**DESCRIPTION OF THE TASK:** Check each line of the listing for the string "Representation", then state how many lines have it. Only the number is wanted.

**MATERIAL PROVIDED:**
-------------------------

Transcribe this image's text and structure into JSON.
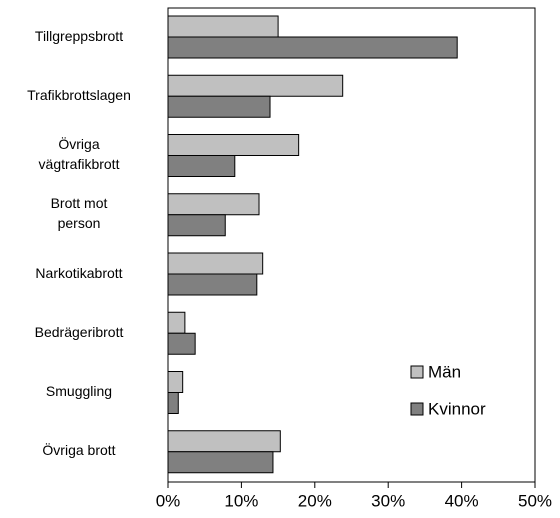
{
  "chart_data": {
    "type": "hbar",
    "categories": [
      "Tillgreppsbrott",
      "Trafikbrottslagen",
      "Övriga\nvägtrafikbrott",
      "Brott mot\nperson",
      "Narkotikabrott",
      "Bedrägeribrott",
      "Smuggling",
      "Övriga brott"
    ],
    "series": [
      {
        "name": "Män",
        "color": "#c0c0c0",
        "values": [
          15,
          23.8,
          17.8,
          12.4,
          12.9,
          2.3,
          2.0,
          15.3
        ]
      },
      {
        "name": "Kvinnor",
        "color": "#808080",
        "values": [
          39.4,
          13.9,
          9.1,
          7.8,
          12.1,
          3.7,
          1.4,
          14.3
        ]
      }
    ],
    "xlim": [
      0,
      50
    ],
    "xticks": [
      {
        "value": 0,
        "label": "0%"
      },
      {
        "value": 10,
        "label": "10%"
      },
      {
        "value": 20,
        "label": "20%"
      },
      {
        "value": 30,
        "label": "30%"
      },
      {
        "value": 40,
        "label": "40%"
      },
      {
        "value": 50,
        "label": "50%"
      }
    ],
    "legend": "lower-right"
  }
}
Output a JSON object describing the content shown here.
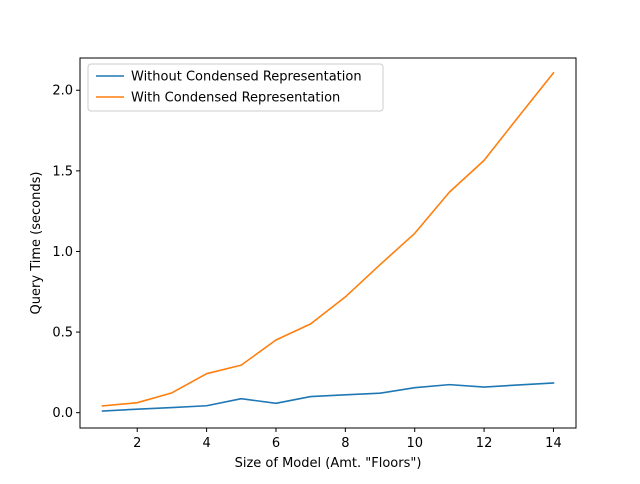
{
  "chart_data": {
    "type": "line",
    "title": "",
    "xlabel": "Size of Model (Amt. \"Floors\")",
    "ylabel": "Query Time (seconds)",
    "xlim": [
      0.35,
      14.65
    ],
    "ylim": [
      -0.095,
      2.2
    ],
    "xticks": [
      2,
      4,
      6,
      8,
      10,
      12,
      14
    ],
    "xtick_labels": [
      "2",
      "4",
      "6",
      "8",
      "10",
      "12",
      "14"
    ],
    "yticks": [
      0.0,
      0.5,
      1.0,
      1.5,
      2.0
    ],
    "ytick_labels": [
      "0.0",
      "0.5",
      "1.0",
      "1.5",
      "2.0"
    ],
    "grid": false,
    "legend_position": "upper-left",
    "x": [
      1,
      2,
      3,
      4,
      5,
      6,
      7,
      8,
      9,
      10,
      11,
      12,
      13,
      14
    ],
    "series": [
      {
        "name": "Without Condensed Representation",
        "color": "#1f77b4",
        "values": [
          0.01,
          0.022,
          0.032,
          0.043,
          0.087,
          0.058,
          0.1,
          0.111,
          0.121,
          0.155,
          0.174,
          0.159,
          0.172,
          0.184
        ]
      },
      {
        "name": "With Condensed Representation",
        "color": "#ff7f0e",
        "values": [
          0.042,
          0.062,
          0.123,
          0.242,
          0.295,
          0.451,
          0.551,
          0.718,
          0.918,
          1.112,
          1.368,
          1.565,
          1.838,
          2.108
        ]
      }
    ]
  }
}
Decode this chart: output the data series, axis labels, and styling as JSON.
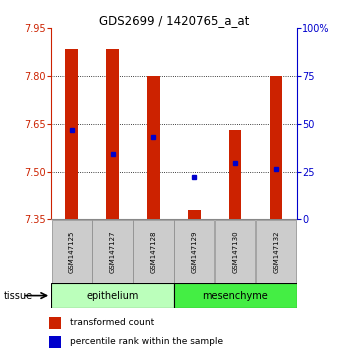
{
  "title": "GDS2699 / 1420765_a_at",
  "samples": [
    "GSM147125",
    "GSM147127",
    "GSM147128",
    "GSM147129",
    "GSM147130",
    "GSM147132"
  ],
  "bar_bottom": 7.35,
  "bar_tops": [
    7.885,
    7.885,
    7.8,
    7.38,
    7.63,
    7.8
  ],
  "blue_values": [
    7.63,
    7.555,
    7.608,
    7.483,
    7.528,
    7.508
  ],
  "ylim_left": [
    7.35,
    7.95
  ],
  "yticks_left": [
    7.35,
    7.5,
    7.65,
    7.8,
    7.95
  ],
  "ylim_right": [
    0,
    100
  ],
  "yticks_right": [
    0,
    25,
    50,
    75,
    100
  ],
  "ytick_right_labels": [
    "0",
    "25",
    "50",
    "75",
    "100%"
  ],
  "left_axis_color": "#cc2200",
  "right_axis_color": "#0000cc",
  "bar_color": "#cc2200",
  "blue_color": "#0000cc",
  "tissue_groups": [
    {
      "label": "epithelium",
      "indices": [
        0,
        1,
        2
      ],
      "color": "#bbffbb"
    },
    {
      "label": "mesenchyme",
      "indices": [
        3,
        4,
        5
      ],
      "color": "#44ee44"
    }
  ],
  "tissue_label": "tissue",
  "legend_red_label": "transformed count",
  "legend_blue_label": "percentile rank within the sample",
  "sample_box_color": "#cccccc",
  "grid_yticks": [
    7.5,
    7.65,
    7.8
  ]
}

-------------------------

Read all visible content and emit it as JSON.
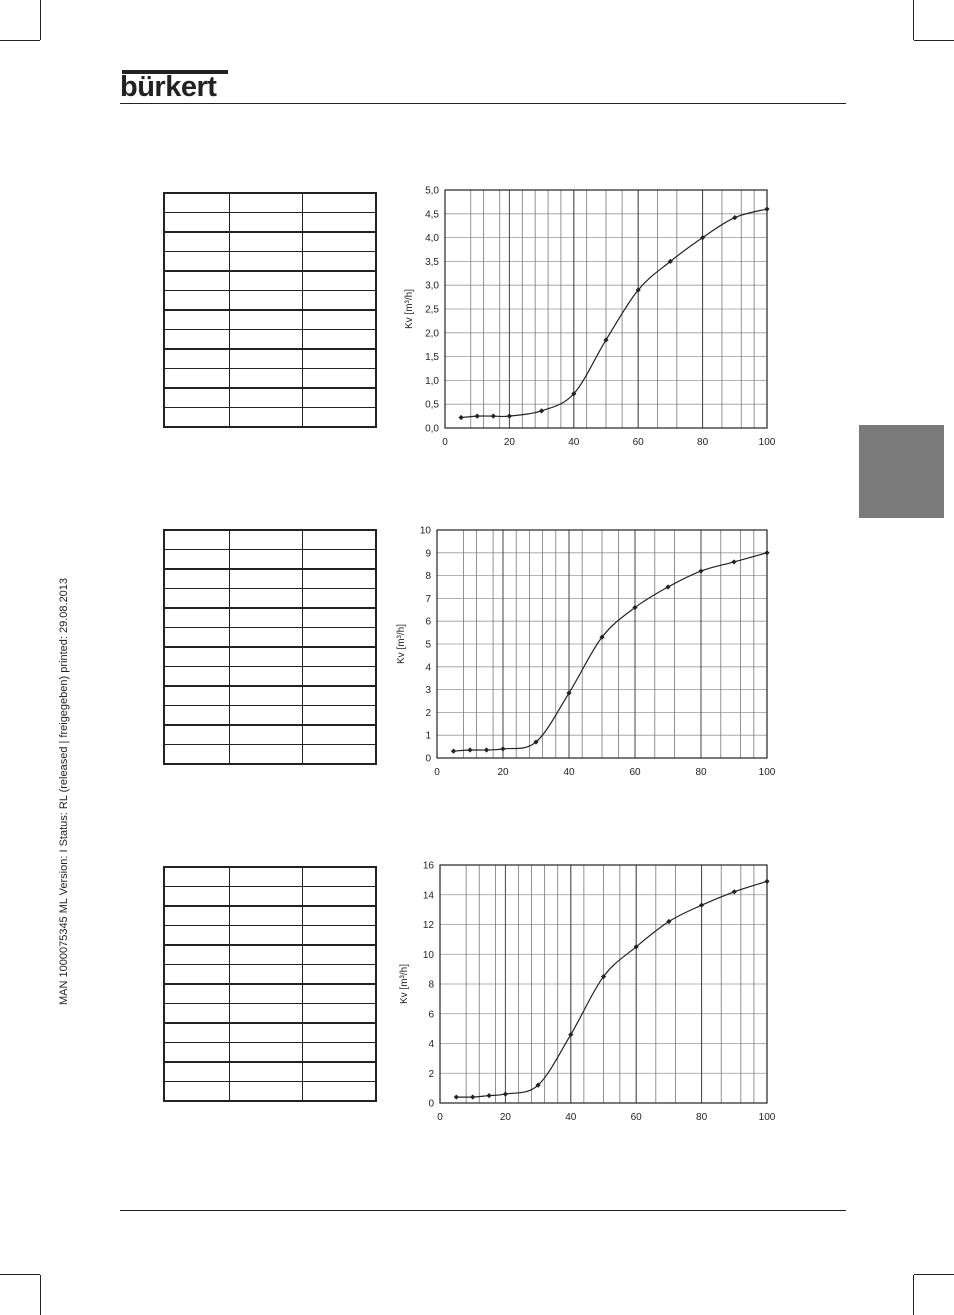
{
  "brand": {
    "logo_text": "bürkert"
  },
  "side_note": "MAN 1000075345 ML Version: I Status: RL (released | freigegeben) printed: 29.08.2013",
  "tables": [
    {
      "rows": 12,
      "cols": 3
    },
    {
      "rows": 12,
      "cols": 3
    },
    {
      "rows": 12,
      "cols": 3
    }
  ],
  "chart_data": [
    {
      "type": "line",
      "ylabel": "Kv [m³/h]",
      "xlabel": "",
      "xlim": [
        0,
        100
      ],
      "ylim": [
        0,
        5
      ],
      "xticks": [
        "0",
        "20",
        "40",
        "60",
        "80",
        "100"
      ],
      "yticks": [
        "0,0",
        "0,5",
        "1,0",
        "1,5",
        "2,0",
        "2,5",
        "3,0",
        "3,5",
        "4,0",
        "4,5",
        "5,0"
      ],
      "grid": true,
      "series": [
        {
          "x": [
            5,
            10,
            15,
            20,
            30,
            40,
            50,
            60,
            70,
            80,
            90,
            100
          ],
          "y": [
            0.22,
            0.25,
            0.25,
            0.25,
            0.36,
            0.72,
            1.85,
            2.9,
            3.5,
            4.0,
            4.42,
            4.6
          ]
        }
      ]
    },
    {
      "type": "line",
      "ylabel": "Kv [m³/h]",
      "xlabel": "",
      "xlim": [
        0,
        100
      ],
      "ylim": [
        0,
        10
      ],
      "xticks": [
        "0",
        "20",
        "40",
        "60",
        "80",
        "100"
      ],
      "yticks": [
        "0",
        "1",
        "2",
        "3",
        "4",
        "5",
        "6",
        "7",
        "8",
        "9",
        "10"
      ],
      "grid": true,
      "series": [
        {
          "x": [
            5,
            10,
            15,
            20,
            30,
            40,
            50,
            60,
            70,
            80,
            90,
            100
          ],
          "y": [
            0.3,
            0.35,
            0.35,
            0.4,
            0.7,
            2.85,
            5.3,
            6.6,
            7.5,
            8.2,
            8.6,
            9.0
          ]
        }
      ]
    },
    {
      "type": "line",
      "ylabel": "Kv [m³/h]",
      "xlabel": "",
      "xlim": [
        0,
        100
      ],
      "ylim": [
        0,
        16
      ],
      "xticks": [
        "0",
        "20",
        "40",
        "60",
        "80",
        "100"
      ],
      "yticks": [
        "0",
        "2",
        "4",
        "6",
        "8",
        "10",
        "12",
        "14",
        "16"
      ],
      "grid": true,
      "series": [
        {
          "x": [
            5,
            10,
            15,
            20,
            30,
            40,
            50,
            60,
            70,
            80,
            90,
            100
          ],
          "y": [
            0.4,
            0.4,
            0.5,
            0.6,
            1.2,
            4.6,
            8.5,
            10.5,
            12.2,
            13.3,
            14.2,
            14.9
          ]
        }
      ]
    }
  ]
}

-------------------------

**EXERCISE OUTPUT:** 2